■ Page excerpt ■
* begin *

Where’s the Caramel? Common American Candies, c. 1857

February 2, 2011 at 10:17 am 3 comments

As part of a 1857 curriculum in “Object Lessons,” fifth grade pupils in Cincinnati, Ohio were invited to list “things to be seen.” Among the many categories, edibles figured highly. And among the edibles, of course candy.

I reproduce here the list of candies as an indicator of what sort of sweets were on the minds of American children in the mid-1800s:

Cream candy, pop-corn, peppermint, molasses, rose, clove, nut, Butterscotch, sugar plums, lemon drops, lemon candy, peppermint drops, French kisses, cinnamon, Ice-cream, wintergreen, sour drops, hoarhound, lavender, gum drops, vanilla, Rock, birch, cats-eyes, orange, cough, kisses.

This is not presented as an exhaustive list. These were the candies children spontaneously named when invited to shout out every sort. Nevertheless, there are some interesting conclusions we can draw.

No chocolate is the obvious one. Chocolate wouldn’t become common as a children’s candy until well into the 1900s.

Candy flavors are different, too. I take these to be flavors of hard candy or stick candy: peppermint, rose, clove, lemon, wintergreen, “sour,” hoarhound, lavender, birch, orange.

“Rock” refers most likely to the English version, hard candy embedded with shapes or letters that is pulled into a long rod and then cut to reveal the design in cross-section. And notice that ice cream, pop corn and nuts are included in the category of “candy” (although nut here might refer also to nut candy).  These treats were sold where candy was sold, and eaten as candy was eaten, so the connection makes sense.

I ran across this list while researching the early uses of butterscotch and caramel. Here’s something else that I notice on the list: Butterscotch is named, caramel isn’t.

I think of caramel as a basic American candy. After all, Milton Hershey got his start in the 1890s selling caramels. But here in 1857 there is no caramel, only Butterscotch, an English candy innovation from the early 1800s. Caramel as a term referring to a stage in the cooking of sugar first appears in the 1700s. But caramel candy, that distinctive caramel flavored chewy morsel, seems to have emerged much later (looks like the 1880s), as a uniquely American variation of the English toffees and butterscotches.

* end *

■ Stated problem 1 ■
Print the records exactly, starting at their first line and stopping after the line that contains "- cell-1y-avg: 1: [571, 335, 638, 358]".
The candy post and the records come from separate, unrelated sources.

■ Data to process ■
* begin *

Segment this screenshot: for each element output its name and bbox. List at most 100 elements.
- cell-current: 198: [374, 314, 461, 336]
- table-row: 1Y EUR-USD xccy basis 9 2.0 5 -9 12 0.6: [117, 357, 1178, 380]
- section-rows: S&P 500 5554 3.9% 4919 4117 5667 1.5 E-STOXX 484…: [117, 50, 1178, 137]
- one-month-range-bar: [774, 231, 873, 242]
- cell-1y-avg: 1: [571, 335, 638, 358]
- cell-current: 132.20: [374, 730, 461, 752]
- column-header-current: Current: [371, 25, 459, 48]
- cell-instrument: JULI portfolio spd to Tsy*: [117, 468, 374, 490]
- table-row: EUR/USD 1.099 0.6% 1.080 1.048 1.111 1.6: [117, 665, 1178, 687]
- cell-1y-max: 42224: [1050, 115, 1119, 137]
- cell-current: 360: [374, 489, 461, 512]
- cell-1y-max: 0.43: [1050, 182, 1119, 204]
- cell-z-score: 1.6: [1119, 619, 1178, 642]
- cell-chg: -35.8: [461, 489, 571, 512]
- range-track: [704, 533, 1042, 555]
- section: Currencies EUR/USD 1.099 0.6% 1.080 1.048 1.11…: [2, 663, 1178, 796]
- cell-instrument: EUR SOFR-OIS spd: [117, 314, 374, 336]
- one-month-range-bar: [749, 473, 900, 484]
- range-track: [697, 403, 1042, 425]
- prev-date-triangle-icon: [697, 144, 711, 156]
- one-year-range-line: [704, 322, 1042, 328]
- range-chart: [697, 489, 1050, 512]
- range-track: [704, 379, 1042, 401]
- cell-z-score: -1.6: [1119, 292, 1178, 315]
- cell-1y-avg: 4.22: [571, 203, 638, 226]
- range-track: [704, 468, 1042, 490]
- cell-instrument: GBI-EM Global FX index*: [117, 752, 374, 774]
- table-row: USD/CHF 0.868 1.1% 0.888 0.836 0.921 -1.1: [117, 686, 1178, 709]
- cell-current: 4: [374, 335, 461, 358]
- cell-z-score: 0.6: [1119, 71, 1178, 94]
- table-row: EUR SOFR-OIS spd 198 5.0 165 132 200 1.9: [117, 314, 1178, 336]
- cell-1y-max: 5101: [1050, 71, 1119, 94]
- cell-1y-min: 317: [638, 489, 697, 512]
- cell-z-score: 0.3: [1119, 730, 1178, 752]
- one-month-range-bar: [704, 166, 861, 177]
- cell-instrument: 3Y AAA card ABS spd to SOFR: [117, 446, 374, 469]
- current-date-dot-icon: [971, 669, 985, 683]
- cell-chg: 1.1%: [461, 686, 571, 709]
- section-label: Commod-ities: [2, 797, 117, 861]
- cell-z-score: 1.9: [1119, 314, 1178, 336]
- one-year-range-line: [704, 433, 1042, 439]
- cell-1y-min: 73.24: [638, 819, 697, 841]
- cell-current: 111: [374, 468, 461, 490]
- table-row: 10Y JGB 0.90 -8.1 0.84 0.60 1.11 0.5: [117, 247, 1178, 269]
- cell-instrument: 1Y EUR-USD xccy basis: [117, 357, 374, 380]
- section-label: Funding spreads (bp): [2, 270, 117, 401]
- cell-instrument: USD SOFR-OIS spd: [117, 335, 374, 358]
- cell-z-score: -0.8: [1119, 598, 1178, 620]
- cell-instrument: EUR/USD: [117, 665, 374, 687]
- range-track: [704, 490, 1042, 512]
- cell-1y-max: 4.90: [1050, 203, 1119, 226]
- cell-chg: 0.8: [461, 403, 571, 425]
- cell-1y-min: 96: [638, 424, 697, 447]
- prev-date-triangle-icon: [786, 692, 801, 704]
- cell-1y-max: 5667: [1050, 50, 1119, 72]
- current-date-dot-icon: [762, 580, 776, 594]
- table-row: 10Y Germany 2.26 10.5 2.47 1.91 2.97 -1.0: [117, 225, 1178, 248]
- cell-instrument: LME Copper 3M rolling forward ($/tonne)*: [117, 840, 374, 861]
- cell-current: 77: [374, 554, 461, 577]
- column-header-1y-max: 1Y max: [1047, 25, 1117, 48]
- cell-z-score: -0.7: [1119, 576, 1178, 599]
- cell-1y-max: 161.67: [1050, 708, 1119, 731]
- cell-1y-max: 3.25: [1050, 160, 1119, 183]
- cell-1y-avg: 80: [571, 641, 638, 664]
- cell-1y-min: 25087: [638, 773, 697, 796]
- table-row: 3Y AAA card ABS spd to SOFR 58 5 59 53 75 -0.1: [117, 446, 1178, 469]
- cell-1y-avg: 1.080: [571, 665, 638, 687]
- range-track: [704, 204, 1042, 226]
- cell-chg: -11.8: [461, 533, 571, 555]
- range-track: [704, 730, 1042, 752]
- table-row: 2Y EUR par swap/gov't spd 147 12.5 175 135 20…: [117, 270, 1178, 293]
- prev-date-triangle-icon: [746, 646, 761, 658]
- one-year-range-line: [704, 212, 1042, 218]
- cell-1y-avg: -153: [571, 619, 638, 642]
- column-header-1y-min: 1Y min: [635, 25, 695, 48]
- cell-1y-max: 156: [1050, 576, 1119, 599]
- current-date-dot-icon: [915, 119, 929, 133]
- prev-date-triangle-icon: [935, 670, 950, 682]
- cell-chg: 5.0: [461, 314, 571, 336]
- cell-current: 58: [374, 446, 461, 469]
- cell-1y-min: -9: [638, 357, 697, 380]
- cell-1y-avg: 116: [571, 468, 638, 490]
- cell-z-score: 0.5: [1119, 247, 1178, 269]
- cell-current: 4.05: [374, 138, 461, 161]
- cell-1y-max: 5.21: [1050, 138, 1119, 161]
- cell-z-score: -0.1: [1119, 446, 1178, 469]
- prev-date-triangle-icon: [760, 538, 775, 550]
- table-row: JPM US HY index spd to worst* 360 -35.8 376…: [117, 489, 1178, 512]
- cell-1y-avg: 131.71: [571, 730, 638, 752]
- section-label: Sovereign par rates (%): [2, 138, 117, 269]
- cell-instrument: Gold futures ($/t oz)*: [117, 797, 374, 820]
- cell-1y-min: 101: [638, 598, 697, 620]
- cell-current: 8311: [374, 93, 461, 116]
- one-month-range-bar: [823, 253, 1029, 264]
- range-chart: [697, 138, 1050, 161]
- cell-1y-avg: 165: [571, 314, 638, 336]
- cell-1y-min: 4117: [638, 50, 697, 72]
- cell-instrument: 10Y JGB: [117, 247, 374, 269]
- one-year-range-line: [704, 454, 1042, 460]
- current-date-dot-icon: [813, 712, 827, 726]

* end *

■ Stated problem 2 ■
Output a passage from the candy post word for word, beginning at "February 2, 2011" and ending after "we can draw.".

■ Task answer 1 ■
Segment this screenshot: for each element output its name and bbox. List at most 100 elements.
- cell-current: 198: [374, 314, 461, 336]
- table-row: 1Y EUR-USD xccy basis 9 2.0 5 -9 12 0.6: [117, 357, 1178, 380]
- section-rows: S&P 500 5554 3.9% 4919 4117 5667 1.5 E-STOXX 484…: [117, 50, 1178, 137]
- one-month-range-bar: [774, 231, 873, 242]
- cell-1y-avg: 1: [571, 335, 638, 358]

■ Task answer 2 ■
February 2, 2011 at 10:17 am 3 comments

As part of a 1857 curriculum in “Object Lessons,” fifth grade pupils in Cincinnati, Ohio were invited to list “things to be seen.” Among the many categories, edibles figured highly. And among the edibles, of course candy.

I reproduce here the list of candies as an indicator of what sort of sweets were on the minds of American children in the mid-1800s:

Cream candy, pop-corn, peppermint, molasses, rose, clove, nut, Butterscotch, sugar plums, lemon drops, lemon candy, peppermint drops, French kisses, cinnamon, Ice-cream, wintergreen, sour drops, hoarhound, lavender, gum drops, vanilla, Rock, birch, cats-eyes, orange, cough, kisses.

This is not presented as an exhaustive list. These were the candies children spontaneously named when invited to shout out every sort. Nevertheless, there are some interesting conclusions we can draw.